[Data records]

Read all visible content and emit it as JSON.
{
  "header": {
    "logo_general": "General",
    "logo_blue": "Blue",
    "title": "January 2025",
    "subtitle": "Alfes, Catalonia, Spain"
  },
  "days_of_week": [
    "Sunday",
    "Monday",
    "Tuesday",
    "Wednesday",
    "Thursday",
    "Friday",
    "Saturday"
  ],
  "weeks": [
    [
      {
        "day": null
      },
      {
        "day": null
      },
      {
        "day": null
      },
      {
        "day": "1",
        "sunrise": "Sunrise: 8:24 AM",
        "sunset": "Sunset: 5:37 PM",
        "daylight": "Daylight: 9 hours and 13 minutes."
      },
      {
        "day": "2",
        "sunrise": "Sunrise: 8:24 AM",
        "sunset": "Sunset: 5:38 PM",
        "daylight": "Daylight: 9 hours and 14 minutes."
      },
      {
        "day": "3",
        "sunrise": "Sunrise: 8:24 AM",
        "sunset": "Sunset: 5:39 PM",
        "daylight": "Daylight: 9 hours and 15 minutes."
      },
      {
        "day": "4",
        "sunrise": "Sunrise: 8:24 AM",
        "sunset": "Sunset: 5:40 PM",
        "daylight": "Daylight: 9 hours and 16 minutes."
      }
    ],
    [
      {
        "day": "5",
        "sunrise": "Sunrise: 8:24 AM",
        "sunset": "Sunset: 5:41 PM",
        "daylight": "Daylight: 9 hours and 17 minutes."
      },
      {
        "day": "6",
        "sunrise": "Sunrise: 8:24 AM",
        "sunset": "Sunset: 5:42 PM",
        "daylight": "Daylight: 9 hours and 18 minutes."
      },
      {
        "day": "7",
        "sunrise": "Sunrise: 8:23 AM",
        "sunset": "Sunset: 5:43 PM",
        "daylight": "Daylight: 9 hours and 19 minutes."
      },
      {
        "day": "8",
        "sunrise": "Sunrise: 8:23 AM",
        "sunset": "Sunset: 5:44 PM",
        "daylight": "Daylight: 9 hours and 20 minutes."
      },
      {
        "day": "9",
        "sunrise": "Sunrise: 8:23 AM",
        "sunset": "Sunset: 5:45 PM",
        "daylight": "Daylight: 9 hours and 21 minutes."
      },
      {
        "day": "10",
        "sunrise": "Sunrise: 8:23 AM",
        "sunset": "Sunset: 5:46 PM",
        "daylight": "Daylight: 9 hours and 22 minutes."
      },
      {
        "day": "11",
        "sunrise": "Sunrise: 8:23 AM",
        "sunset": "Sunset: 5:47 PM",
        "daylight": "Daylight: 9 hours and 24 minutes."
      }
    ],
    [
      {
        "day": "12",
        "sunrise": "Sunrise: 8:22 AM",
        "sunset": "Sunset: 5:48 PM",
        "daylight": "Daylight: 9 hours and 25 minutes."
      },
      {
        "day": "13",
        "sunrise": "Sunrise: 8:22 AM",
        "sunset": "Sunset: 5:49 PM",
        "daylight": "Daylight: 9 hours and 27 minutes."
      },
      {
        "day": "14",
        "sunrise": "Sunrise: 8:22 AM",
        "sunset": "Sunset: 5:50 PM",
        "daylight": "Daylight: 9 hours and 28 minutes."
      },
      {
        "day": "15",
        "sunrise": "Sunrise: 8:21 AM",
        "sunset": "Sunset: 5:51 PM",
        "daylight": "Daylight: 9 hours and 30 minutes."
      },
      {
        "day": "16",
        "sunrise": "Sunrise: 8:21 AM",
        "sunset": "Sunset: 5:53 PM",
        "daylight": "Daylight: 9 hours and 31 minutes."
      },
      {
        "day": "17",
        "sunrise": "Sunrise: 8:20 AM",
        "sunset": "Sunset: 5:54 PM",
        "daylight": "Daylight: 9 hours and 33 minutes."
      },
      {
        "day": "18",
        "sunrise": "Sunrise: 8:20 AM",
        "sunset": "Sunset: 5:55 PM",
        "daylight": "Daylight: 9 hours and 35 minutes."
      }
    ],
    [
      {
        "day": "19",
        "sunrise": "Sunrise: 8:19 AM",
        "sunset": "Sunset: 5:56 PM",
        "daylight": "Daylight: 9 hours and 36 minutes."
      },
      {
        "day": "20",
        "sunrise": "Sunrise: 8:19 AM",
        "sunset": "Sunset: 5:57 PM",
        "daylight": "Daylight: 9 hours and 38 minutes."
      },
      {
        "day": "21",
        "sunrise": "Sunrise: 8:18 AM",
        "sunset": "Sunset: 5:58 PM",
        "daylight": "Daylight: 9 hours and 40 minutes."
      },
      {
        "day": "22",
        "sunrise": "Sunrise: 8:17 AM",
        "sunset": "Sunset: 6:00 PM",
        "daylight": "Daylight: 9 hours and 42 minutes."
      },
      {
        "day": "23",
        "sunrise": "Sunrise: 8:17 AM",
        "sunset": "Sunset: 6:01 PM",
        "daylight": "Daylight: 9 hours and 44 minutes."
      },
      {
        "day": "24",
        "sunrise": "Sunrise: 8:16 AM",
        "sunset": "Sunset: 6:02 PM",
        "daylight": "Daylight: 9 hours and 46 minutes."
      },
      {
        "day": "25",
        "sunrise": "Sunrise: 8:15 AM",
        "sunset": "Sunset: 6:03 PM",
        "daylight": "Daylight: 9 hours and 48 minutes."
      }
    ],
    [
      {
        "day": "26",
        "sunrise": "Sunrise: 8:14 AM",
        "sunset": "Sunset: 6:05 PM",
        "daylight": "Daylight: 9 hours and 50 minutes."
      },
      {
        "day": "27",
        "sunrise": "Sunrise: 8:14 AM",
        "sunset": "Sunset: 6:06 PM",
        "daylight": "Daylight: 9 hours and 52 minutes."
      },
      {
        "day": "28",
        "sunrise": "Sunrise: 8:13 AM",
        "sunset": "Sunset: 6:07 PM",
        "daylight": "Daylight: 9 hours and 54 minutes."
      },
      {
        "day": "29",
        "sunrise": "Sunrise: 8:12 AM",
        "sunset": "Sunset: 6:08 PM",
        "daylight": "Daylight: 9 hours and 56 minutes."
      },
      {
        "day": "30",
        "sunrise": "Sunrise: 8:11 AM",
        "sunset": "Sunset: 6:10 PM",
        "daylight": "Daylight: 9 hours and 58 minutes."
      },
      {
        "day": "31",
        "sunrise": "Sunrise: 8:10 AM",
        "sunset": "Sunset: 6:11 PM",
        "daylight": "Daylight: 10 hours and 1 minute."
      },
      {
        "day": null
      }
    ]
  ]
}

OBJECTIVE –
Extract, word for word, each line of the listing above.

TASK RESPONSE –
Read all visible content and emit it as JSON.
{
  "header": {
    "logo_general": "General",
    "logo_blue": "Blue",
    "title": "January 2025",
    "subtitle": "Alfes, Catalonia, Spain"
  },
  "days_of_week": [
    "Sunday",
    "Monday",
    "Tuesday",
    "Wednesday",
    "Thursday",
    "Friday",
    "Saturday"
  ],
  "weeks": [
    [
      {
        "day": null
      },
      {
        "day": null
      },
      {
        "day": null
      },
      {
        "day": "1",
        "sunrise": "Sunrise: 8:24 AM",
        "sunset": "Sunset: 5:37 PM",
        "daylight": "Daylight: 9 hours and 13 minutes."
      },
      {
        "day": "2",
        "sunrise": "Sunrise: 8:24 AM",
        "sunset": "Sunset: 5:38 PM",
        "daylight": "Daylight: 9 hours and 14 minutes."
      },
      {
        "day": "3",
        "sunrise": "Sunrise: 8:24 AM",
        "sunset": "Sunset: 5:39 PM",
        "daylight": "Daylight: 9 hours and 15 minutes."
      },
      {
        "day": "4",
        "sunrise": "Sunrise: 8:24 AM",
        "sunset": "Sunset: 5:40 PM",
        "daylight": "Daylight: 9 hours and 16 minutes."
      }
    ],
    [
      {
        "day": "5",
        "sunrise": "Sunrise: 8:24 AM",
        "sunset": "Sunset: 5:41 PM",
        "daylight": "Daylight: 9 hours and 17 minutes."
      },
      {
        "day": "6",
        "sunrise": "Sunrise: 8:24 AM",
        "sunset": "Sunset: 5:42 PM",
        "daylight": "Daylight: 9 hours and 18 minutes."
      },
      {
        "day": "7",
        "sunrise": "Sunrise: 8:23 AM",
        "sunset": "Sunset: 5:43 PM",
        "daylight": "Daylight: 9 hours and 19 minutes."
      },
      {
        "day": "8",
        "sunrise": "Sunrise: 8:23 AM",
        "sunset": "Sunset: 5:44 PM",
        "daylight": "Daylight: 9 hours and 20 minutes."
      },
      {
        "day": "9",
        "sunrise": "Sunrise: 8:23 AM",
        "sunset": "Sunset: 5:45 PM",
        "daylight": "Daylight: 9 hours and 21 minutes."
      },
      {
        "day": "10",
        "sunrise": "Sunrise: 8:23 AM",
        "sunset": "Sunset: 5:46 PM",
        "daylight": "Daylight: 9 hours and 22 minutes."
      },
      {
        "day": "11",
        "sunrise": "Sunrise: 8:23 AM",
        "sunset": "Sunset: 5:47 PM",
        "daylight": "Daylight: 9 hours and 24 minutes."
      }
    ],
    [
      {
        "day": "12",
        "sunrise": "Sunrise: 8:22 AM",
        "sunset": "Sunset: 5:48 PM",
        "daylight": "Daylight: 9 hours and 25 minutes."
      },
      {
        "day": "13",
        "sunrise": "Sunrise: 8:22 AM",
        "sunset": "Sunset: 5:49 PM",
        "daylight": "Daylight: 9 hours and 27 minutes."
      },
      {
        "day": "14",
        "sunrise": "Sunrise: 8:22 AM",
        "sunset": "Sunset: 5:50 PM",
        "daylight": "Daylight: 9 hours and 28 minutes."
      },
      {
        "day": "15",
        "sunrise": "Sunrise: 8:21 AM",
        "sunset": "Sunset: 5:51 PM",
        "daylight": "Daylight: 9 hours and 30 minutes."
      },
      {
        "day": "16",
        "sunrise": "Sunrise: 8:21 AM",
        "sunset": "Sunset: 5:53 PM",
        "daylight": "Daylight: 9 hours and 31 minutes."
      },
      {
        "day": "17",
        "sunrise": "Sunrise: 8:20 AM",
        "sunset": "Sunset: 5:54 PM",
        "daylight": "Daylight: 9 hours and 33 minutes."
      },
      {
        "day": "18",
        "sunrise": "Sunrise: 8:20 AM",
        "sunset": "Sunset: 5:55 PM",
        "daylight": "Daylight: 9 hours and 35 minutes."
      }
    ],
    [
      {
        "day": "19",
        "sunrise": "Sunrise: 8:19 AM",
        "sunset": "Sunset: 5:56 PM",
        "daylight": "Daylight: 9 hours and 36 minutes."
      },
      {
        "day": "20",
        "sunrise": "Sunrise: 8:19 AM",
        "sunset": "Sunset: 5:57 PM",
        "daylight": "Daylight: 9 hours and 38 minutes."
      },
      {
        "day": "21",
        "sunrise": "Sunrise: 8:18 AM",
        "sunset": "Sunset: 5:58 PM",
        "daylight": "Daylight: 9 hours and 40 minutes."
      },
      {
        "day": "22",
        "sunrise": "Sunrise: 8:17 AM",
        "sunset": "Sunset: 6:00 PM",
        "daylight": "Daylight: 9 hours and 42 minutes."
      },
      {
        "day": "23",
        "sunrise": "Sunrise: 8:17 AM",
        "sunset": "Sunset: 6:01 PM",
        "daylight": "Daylight: 9 hours and 44 minutes."
      },
      {
        "day": "24",
        "sunrise": "Sunrise: 8:16 AM",
        "sunset": "Sunset: 6:02 PM",
        "daylight": "Daylight: 9 hours and 46 minutes."
      },
      {
        "day": "25",
        "sunrise": "Sunrise: 8:15 AM",
        "sunset": "Sunset: 6:03 PM",
        "daylight": "Daylight: 9 hours and 48 minutes."
      }
    ],
    [
      {
        "day": "26",
        "sunrise": "Sunrise: 8:14 AM",
        "sunset": "Sunset: 6:05 PM",
        "daylight": "Daylight: 9 hours and 50 minutes."
      },
      {
        "day": "27",
        "sunrise": "Sunrise: 8:14 AM",
        "sunset": "Sunset: 6:06 PM",
        "daylight": "Daylight: 9 hours and 52 minutes."
      },
      {
        "day": "28",
        "sunrise": "Sunrise: 8:13 AM",
        "sunset": "Sunset: 6:07 PM",
        "daylight": "Daylight: 9 hours and 54 minutes."
      },
      {
        "day": "29",
        "sunrise": "Sunrise: 8:12 AM",
        "sunset": "Sunset: 6:08 PM",
        "daylight": "Daylight: 9 hours and 56 minutes."
      },
      {
        "day": "30",
        "sunrise": "Sunrise: 8:11 AM",
        "sunset": "Sunset: 6:10 PM",
        "daylight": "Daylight: 9 hours and 58 minutes."
      },
      {
        "day": "31",
        "sunrise": "Sunrise: 8:10 AM",
        "sunset": "Sunset: 6:11 PM",
        "daylight": "Daylight: 10 hours and 1 minute."
      },
      {
        "day": null
      }
    ]
  ]
}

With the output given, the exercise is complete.